Dataset items:
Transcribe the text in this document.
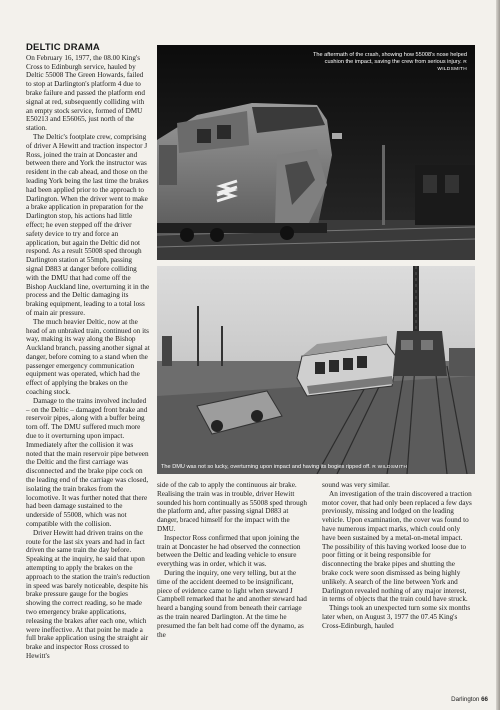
DELTIC DRAMA

On February 16, 1977, the 08.00 King's Cross to Edinburgh service, hauled by Deltic 55008 The Green Howards, failed to stop at Darlington's platform 4 due to brake failure and passed the platform end signal at red, subsequently colliding with an empty stock service, formed of DMU E50213 and E56065, just north of the station.

The Deltic's footplate crew, comprising of driver A Hewitt and traction inspector J Ross, joined the train at Doncaster and between there and York the instructor was resident in the cab ahead, and those on the leading York being the last time the brakes had been applied prior to the approach to Darlington. When the driver went to make a brake application in preparation for the Darlington stop, his actions had little effect; he even stepped off the driver safety device to try and force an application, but again the Deltic did not respond. As a result 55008 sped through Darlington station at 55mph, passing signal D883 at danger before colliding with the DMU that had come off the Bishop Auckland line, overturning it in the process and the Deltic damaging its braking equipment, leading to a total loss of main air pressure.

The much heavier Deltic, now at the head of an unbraked train, continued on its way, making its way along the Bishop Auckland branch, passing another signal at danger, before coming to a stand when the passenger emergency communication equipment was operated, which had the effect of applying the brakes on the coaching stock.

Damage to the trains involved included – on the Deltic – damaged front brake and reservoir pipes, along with a buffer being torn off. The DMU suffered much more due to it overturning upon impact. Immediately after the collision it was noted that the main reservoir pipe between the Deltic and the first carriage was disconnected and the brake pipe cock on the leading end of the carriage was closed, isolating the train brakes from the locomotive. It was further noted that there had been damage sustained to the underside of 55008, which was not compatible with the collision.

Driver Hewitt had driven trains on the route for the last six years and had in fact driven the same train the day before. Speaking at the inquiry, he said that upon attempting to apply the brakes on the approach to the station the train's reduction in speed was barely noticeable, despite his brake pressure gauge for the bogies showing the correct reading, so he made two emergency brake applications, releasing the brakes after each one, which were ineffective. At that point he made a full brake application using the straight air brake and inspector Ross crossed to Hewitt's

The aftermath of the crash, showing how 55008's nose helped cushion the impact, saving the crew from serious injury. R WILDSMITH
The DMU was not so lucky, overturning upon impact and having its bogies ripped off. R WILDSMITH

side of the cab to apply the continuous air brake. Realising the train was in trouble, driver Hewitt sounded his horn continually as 55008 sped through the platform and, after passing signal D883 at danger, braced himself for the impact with the DMU.

Inspector Ross confirmed that upon joining the train at Doncaster he had observed the connection between the Deltic and leading vehicle to ensure everything was in order, which it was.

During the inquiry, one very telling, but at the time of the accident deemed to be insignificant, piece of evidence came to light when steward J Campbell remarked that he and another steward had heard a banging sound from beneath their carriage as the train neared Darlington. At the time he presumed the fan belt had come off the dynamo, as the

sound was very similar.

An investigation of the train discovered a traction motor cover, that had only been replaced a few days previously, missing and lodged on the leading vehicle. Upon examination, the cover was found to have numerous impact marks, which could only have been sustained by a metal-on-metal impact. The possibility of this having worked loose due to poor fitting or it being responsible for disconnecting the brake pipes and shutting the brake cock were soon dismissed as being highly unlikely. A search of the line between York and Darlington revealed nothing of any major interest, in terms of objects that the train could have struck.

Things took an unexpected turn some six months later when, on August 3, 1977 the 07.45 King's Cross-Edinburgh, hauled

Darlington 66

*WHAT YOU ARE ASKED TO DO*: Go through the records and pull out each line that includes the word "WILDSMITH".

*WRITTEN SOLUTION*:
The aftermath of the crash, showing how 55008's nose helped cushion the impact, saving the crew from serious injury. R WILDSMITH
The DMU was not so lucky, overturning upon impact and having its bogies ripped off. R WILDSMITH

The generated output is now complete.